───── Input rows ─────

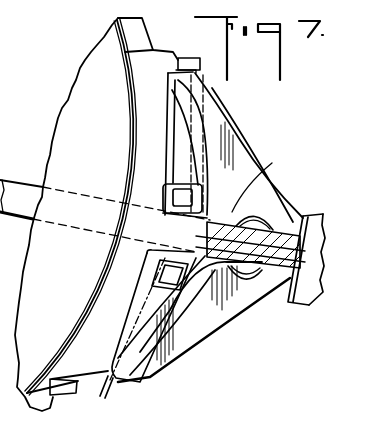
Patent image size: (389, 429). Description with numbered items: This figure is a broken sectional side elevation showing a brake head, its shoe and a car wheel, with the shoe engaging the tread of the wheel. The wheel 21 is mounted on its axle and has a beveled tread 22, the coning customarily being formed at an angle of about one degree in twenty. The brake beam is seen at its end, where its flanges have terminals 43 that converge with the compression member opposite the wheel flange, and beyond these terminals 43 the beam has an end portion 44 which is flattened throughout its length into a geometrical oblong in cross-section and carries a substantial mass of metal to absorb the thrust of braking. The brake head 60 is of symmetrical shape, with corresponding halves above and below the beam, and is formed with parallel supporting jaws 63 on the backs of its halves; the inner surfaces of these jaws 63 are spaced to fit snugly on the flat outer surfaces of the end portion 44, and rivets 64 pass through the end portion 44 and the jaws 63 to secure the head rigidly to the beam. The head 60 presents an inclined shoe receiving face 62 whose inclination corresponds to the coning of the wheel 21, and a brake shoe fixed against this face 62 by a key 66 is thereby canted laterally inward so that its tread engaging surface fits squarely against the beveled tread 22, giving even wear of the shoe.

The wheel 21 is at (84, 61).
The beveled tread 22 is at (77, 391).
The terminal 43 is at (298, 196).
The end portion 44 is at (200, 235).
The brake head 60 is at (243, 141).
The inclined shoe receiving face 62 is at (172, 86).
The supporting jaws 63 is at (206, 291).
The rivets 64 is at (262, 220).
The key 66 is at (193, 58).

─────

- **Stated task**
Copy out the rows above word for word, leaving out the pictures.

- **The answer**
Patent image size: (389, 429). Description with numbered items: This figure is a broken sectional side elevation showing a brake head, its shoe and a car wheel, with the shoe engaging the tread of the wheel. The wheel 21 is mounted on its axle and has a beveled tread 22, the coning customarily being formed at an angle of about one degree in twenty. The brake beam is seen at its end, where its flanges have terminals 43 that converge with the compression member opposite the wheel flange, and beyond these terminals 43 the beam has an end portion 44 which is flattened throughout its length into a geometrical oblong in cross-section and carries a substantial mass of metal to absorb the thrust of braking. The brake head 60 is of symmetrical shape, with corresponding halves above and below the beam, and is formed with parallel supporting jaws 63 on the backs of its halves; the inner surfaces of these jaws 63 are spaced to fit snugly on the flat outer surfaces of the end portion 44, and rivets 64 pass through the end portion 44 and the jaws 63 to secure the head rigidly to the beam. The head 60 presents an inclined shoe receiving face 62 whose inclination corresponds to the coning of the wheel 21, and a brake shoe fixed against this face 62 by a key 66 is thereby canted laterally inward so that its tread engaging surface fits squarely against the beveled tread 22, giving even wear of the shoe.

The wheel 21 is at (84, 61).
The beveled tread 22 is at (77, 391).
The terminal 43 is at (298, 196).
The end portion 44 is at (200, 235).
The brake head 60 is at (243, 141).
The inclined shoe receiving face 62 is at (172, 86).
The supporting jaws 63 is at (206, 291).
The rivets 64 is at (262, 220).
The key 66 is at (193, 58).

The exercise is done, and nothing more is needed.